---------- RECORDS TO PROCESS

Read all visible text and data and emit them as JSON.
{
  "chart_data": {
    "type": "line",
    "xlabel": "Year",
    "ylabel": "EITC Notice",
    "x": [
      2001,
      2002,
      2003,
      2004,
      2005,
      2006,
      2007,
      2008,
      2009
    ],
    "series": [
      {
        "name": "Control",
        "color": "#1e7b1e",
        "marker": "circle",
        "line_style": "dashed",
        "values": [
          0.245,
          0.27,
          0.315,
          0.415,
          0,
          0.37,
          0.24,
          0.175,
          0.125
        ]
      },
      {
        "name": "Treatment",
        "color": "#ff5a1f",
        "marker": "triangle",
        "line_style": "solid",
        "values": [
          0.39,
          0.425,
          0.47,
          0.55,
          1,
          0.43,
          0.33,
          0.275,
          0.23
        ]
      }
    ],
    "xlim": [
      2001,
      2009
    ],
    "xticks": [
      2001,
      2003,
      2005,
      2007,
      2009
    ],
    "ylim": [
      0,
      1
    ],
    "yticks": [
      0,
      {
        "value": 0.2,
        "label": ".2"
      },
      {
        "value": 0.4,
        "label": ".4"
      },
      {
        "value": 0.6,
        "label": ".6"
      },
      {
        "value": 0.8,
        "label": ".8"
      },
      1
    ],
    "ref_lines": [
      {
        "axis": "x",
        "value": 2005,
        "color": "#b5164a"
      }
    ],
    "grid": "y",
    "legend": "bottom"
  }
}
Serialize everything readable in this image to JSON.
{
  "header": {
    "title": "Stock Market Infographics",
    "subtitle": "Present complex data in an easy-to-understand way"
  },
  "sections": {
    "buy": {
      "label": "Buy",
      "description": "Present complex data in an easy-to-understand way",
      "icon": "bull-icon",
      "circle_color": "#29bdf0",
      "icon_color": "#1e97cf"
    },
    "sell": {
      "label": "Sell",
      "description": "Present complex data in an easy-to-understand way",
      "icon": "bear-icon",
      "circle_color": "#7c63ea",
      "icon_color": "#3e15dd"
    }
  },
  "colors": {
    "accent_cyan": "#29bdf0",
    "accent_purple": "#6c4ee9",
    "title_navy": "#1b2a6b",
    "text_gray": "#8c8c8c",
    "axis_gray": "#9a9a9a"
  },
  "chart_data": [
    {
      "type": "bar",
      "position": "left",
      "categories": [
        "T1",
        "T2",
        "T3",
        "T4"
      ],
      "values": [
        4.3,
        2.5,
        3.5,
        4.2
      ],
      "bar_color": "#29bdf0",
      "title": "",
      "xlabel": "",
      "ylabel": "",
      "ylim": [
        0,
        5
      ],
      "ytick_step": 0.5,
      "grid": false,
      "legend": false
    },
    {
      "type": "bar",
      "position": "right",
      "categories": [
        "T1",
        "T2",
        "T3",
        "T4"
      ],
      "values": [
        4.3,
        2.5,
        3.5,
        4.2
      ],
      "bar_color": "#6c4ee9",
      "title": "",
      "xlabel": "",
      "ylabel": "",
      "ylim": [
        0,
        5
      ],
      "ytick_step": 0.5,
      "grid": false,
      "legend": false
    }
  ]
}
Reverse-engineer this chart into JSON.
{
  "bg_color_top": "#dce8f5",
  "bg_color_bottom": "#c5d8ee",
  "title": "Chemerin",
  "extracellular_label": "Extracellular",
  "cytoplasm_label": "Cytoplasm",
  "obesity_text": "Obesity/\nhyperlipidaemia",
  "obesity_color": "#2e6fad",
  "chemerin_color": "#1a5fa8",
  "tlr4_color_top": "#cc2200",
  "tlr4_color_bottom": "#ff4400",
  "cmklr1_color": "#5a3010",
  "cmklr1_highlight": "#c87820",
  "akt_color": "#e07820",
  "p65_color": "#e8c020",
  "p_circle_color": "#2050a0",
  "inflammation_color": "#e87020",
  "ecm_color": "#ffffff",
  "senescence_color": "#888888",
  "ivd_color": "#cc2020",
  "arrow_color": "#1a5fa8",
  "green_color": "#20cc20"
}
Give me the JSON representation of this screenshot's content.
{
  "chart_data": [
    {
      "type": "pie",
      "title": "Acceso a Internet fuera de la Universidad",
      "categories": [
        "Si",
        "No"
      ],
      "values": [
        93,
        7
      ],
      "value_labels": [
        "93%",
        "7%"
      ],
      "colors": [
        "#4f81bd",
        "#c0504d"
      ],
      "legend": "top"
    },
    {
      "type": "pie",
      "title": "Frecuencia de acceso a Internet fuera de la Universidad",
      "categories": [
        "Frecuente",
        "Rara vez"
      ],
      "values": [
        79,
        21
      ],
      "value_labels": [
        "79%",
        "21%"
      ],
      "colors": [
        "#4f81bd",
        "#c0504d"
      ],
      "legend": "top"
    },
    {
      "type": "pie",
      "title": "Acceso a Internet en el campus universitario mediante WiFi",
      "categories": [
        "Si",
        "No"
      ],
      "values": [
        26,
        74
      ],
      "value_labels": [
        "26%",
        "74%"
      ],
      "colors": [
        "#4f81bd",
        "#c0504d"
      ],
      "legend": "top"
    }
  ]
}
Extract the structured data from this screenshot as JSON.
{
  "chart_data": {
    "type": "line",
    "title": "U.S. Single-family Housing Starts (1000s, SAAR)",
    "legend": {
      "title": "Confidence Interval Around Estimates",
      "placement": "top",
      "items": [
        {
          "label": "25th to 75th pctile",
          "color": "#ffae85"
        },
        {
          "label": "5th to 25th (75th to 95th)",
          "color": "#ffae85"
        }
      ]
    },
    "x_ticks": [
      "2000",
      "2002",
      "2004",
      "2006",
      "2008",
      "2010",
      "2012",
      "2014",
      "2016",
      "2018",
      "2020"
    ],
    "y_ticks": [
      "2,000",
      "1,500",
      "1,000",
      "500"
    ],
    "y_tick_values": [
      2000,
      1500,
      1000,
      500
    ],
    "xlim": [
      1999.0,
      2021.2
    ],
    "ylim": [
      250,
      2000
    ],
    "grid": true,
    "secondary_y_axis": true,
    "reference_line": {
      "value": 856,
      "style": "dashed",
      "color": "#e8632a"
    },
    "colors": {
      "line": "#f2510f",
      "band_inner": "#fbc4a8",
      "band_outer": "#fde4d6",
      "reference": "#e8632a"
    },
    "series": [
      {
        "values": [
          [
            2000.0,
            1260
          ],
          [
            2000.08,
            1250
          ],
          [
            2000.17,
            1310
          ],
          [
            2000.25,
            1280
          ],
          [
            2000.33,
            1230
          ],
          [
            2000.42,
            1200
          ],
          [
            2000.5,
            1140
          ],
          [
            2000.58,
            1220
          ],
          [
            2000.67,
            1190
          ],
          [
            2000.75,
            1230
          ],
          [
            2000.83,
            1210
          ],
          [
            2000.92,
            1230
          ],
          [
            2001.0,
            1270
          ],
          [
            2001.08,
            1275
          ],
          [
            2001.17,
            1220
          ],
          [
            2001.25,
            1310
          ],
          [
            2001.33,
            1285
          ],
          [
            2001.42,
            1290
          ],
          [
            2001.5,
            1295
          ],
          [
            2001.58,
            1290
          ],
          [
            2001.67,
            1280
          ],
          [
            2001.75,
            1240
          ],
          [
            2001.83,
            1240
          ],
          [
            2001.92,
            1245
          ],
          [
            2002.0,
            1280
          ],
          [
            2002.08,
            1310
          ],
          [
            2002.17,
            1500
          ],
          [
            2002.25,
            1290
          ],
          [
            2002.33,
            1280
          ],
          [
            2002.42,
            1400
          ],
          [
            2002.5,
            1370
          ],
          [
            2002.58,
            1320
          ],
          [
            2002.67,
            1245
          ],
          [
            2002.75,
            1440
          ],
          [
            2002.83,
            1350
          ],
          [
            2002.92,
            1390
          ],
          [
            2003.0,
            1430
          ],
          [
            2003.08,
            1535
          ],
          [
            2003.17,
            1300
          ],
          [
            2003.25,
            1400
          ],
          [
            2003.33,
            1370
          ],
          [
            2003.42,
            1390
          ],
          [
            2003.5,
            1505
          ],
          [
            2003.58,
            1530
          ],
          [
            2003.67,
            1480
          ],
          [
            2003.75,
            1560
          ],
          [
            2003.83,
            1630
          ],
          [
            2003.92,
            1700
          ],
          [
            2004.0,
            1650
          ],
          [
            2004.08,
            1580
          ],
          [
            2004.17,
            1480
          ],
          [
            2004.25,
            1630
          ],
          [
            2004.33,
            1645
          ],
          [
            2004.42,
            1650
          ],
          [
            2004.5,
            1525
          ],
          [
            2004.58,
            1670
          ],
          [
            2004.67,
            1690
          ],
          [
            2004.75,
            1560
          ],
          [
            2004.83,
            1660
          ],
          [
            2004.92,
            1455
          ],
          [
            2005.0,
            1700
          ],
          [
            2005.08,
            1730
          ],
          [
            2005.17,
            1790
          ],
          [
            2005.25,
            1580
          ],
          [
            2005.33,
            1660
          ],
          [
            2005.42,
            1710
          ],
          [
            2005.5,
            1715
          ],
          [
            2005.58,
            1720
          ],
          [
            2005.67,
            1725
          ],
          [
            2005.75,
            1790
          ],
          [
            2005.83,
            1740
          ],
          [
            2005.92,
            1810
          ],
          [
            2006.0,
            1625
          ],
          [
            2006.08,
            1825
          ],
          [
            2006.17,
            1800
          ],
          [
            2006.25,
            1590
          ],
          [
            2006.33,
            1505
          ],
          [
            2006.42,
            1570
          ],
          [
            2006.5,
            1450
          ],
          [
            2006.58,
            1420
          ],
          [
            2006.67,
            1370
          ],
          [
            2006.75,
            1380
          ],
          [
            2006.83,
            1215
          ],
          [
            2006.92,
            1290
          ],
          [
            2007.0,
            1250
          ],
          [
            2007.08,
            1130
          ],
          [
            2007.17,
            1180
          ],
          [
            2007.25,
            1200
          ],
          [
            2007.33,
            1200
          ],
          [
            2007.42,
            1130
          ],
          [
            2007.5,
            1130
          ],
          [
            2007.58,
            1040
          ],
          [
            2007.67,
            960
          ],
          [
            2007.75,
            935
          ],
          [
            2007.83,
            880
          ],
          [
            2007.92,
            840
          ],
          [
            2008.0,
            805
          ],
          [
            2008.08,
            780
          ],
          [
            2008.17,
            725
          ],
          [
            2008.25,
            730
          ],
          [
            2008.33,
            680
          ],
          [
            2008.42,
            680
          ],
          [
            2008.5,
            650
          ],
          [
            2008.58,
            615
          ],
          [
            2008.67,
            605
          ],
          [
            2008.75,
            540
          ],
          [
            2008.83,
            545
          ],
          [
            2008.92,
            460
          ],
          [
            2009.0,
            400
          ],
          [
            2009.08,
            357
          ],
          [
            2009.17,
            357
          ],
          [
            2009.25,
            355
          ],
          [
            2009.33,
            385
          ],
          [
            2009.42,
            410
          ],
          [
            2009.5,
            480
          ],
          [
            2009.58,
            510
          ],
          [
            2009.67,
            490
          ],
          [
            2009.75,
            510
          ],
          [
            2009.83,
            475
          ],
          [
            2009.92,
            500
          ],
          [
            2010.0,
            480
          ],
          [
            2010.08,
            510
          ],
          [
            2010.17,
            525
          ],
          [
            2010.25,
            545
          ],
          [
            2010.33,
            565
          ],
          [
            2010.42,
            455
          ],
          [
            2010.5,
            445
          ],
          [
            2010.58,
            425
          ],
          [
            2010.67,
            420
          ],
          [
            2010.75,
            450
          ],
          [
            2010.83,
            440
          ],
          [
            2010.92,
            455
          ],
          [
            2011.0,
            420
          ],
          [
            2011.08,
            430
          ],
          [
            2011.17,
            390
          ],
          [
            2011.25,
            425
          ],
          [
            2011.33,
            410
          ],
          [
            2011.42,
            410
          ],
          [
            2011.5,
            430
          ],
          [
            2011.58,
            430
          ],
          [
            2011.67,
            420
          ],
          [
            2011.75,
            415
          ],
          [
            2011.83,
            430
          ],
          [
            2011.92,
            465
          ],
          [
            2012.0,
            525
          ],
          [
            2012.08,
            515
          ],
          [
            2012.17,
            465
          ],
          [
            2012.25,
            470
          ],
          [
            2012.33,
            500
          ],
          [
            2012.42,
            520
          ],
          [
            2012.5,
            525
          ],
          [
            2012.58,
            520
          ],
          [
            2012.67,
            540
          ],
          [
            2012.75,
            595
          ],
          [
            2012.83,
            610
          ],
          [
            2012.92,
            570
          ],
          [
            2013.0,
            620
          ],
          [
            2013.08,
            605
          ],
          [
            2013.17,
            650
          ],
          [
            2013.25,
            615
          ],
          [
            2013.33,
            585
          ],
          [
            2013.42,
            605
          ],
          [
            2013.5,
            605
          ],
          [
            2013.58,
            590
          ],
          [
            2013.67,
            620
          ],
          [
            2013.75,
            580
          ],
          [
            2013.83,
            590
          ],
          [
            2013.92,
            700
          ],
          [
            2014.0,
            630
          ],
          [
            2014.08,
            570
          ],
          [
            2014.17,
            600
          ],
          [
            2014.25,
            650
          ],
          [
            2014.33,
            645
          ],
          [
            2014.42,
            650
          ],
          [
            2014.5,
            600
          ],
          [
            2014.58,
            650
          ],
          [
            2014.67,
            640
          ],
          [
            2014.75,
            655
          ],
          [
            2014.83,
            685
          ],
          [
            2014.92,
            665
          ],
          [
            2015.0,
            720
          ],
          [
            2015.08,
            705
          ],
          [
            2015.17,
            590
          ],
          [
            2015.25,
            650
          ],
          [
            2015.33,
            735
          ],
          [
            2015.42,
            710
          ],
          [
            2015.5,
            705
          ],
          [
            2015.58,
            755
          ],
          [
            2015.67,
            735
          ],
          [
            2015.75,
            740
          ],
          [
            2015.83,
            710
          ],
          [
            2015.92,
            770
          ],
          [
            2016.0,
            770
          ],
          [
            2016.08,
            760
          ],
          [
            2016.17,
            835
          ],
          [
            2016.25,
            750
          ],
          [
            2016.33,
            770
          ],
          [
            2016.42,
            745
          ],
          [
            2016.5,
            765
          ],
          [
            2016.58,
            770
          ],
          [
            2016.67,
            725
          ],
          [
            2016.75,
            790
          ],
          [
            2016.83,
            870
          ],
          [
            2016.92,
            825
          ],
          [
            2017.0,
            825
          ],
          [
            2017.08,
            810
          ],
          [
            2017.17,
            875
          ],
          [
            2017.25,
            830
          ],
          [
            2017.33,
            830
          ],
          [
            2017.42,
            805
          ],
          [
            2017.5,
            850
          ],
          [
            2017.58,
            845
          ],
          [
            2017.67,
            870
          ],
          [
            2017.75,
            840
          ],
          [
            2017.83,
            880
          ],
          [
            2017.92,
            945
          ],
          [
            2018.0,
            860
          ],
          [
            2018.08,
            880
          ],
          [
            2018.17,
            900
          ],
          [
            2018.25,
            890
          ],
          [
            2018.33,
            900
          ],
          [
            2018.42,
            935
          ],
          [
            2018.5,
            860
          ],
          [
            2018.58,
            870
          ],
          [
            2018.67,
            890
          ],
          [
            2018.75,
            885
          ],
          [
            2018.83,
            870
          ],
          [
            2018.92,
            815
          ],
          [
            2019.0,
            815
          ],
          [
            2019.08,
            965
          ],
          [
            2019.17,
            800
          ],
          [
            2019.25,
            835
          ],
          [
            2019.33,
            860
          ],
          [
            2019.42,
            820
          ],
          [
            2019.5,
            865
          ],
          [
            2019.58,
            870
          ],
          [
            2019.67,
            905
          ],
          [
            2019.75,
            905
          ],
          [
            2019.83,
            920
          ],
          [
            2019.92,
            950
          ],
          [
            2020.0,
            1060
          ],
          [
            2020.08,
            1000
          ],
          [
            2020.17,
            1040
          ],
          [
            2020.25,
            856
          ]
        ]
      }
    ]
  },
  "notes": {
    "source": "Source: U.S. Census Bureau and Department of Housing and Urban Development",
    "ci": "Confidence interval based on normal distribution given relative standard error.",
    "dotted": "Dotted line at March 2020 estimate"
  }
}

--------------------

In the material above, how many lines hold the word "Internet"? Say only the number.

3